#### SET EXERCISE:
Search the material below for the string "COUNTY" and extract each line that has it.
::: DATA SECTION :::
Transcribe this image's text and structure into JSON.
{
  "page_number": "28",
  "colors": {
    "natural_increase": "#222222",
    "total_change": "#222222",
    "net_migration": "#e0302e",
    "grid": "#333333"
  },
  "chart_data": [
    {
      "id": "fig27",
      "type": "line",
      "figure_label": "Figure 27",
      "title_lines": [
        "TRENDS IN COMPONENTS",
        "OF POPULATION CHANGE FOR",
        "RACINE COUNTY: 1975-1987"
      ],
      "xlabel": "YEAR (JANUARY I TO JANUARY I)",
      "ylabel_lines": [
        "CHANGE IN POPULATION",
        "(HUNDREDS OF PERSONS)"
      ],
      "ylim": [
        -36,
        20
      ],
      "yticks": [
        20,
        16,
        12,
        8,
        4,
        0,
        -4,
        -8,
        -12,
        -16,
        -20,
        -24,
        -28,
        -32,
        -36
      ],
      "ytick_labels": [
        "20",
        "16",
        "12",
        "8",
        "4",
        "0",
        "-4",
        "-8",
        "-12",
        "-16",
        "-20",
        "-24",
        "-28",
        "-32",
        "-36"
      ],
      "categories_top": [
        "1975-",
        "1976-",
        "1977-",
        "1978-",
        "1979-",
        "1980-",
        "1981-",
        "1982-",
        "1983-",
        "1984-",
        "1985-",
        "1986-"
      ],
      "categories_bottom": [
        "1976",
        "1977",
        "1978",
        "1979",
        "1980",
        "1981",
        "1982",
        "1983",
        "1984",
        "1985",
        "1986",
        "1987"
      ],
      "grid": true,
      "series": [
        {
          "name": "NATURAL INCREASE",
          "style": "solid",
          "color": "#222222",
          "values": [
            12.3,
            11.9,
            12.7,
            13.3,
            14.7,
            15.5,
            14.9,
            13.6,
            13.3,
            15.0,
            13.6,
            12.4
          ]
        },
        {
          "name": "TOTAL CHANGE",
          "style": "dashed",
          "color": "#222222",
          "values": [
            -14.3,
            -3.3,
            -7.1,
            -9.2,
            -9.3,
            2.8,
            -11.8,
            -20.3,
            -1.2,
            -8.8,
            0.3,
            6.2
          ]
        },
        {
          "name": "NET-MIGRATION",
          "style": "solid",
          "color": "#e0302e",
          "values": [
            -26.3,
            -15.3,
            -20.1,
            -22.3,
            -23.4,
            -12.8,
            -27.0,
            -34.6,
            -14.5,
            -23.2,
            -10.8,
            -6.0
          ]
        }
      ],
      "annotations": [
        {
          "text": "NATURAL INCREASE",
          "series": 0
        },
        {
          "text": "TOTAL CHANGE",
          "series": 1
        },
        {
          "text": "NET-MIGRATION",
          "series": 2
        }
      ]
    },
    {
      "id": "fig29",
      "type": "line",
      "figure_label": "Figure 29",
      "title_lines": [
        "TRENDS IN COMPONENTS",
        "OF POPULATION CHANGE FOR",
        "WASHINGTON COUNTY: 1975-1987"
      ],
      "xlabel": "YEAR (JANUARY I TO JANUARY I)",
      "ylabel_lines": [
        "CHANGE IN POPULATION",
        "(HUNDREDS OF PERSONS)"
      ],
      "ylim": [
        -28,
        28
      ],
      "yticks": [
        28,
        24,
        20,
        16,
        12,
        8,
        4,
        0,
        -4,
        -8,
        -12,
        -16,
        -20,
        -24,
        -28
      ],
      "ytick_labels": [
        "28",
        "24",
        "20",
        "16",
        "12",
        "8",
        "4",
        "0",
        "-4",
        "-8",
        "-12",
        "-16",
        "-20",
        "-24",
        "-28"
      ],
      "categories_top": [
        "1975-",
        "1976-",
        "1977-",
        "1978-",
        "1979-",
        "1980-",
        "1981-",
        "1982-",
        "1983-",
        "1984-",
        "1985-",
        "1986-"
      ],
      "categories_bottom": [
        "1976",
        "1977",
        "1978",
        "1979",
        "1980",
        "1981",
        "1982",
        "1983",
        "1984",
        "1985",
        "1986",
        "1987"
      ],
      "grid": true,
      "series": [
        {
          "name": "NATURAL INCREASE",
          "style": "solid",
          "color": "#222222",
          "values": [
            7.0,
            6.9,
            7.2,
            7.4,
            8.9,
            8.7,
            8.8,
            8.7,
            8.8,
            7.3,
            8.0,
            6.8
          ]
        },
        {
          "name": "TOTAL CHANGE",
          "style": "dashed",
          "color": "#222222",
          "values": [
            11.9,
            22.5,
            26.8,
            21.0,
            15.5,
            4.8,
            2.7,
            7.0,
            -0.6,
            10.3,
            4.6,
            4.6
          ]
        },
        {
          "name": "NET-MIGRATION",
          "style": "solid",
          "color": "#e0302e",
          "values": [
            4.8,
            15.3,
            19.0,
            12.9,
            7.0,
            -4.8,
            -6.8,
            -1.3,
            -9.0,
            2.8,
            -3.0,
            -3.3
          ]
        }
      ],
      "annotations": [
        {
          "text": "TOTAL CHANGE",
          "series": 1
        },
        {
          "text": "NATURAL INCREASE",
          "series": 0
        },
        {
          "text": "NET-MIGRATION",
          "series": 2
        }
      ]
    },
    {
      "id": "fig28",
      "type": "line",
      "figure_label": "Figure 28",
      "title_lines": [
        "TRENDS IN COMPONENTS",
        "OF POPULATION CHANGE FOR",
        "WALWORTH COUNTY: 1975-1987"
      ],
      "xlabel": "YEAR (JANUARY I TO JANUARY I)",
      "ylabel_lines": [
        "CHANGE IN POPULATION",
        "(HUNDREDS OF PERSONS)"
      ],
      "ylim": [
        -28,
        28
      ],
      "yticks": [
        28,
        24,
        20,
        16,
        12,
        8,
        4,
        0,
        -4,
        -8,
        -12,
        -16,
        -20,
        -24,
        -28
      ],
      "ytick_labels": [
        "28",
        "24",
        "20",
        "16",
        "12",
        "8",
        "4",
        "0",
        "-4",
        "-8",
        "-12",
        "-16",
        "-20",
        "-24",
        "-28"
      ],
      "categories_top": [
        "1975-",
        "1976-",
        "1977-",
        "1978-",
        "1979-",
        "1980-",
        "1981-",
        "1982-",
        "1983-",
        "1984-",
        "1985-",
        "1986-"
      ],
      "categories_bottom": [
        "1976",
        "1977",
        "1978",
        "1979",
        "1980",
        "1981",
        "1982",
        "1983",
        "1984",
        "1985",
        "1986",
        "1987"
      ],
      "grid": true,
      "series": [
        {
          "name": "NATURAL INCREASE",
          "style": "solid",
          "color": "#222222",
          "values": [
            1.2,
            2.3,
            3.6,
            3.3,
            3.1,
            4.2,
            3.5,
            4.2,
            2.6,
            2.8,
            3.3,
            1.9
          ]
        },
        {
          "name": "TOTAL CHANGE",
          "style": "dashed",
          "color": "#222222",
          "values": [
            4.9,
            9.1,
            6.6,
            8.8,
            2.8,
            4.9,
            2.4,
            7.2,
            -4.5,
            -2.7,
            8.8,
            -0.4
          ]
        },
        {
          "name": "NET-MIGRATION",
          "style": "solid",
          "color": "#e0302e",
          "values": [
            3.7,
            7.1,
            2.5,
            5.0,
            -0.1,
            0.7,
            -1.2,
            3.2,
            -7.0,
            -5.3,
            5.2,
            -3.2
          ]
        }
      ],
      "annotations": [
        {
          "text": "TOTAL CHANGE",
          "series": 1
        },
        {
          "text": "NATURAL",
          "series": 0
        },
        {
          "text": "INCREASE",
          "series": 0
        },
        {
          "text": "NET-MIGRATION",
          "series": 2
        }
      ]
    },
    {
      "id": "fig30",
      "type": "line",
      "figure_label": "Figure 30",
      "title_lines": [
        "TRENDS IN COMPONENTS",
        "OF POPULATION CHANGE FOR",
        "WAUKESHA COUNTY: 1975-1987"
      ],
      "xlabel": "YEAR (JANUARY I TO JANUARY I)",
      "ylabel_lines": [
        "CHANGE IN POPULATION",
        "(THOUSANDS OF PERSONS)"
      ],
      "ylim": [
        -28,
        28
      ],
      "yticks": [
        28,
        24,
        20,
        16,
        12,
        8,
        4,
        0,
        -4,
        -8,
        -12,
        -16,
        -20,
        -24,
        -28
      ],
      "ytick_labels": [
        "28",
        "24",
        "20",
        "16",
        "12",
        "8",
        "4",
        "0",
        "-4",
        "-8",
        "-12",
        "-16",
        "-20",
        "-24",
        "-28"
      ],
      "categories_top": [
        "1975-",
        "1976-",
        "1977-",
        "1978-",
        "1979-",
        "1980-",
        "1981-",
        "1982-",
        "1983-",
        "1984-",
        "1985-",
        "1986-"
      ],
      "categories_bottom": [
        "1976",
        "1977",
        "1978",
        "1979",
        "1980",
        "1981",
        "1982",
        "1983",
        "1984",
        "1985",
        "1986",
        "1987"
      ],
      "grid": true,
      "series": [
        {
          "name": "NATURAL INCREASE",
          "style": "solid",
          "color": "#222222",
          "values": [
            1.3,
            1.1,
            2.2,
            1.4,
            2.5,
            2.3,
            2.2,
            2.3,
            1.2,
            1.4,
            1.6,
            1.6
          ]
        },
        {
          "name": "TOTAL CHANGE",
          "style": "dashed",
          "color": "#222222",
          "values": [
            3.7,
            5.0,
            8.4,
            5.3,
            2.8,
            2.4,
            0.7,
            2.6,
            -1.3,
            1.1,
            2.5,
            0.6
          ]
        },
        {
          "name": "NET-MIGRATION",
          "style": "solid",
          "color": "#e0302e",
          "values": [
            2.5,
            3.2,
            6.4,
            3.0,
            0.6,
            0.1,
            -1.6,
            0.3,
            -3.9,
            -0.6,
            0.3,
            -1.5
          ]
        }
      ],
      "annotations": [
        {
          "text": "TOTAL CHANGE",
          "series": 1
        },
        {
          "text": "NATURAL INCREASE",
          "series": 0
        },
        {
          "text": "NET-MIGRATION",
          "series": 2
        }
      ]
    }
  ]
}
:::
#### RESPONSE:
        "RACINE COUNTY: 1975-1987"
        "WASHINGTON COUNTY: 1975-1987"
        "WALWORTH COUNTY: 1975-1987"
        "WAUKESHA COUNTY: 1975-1987"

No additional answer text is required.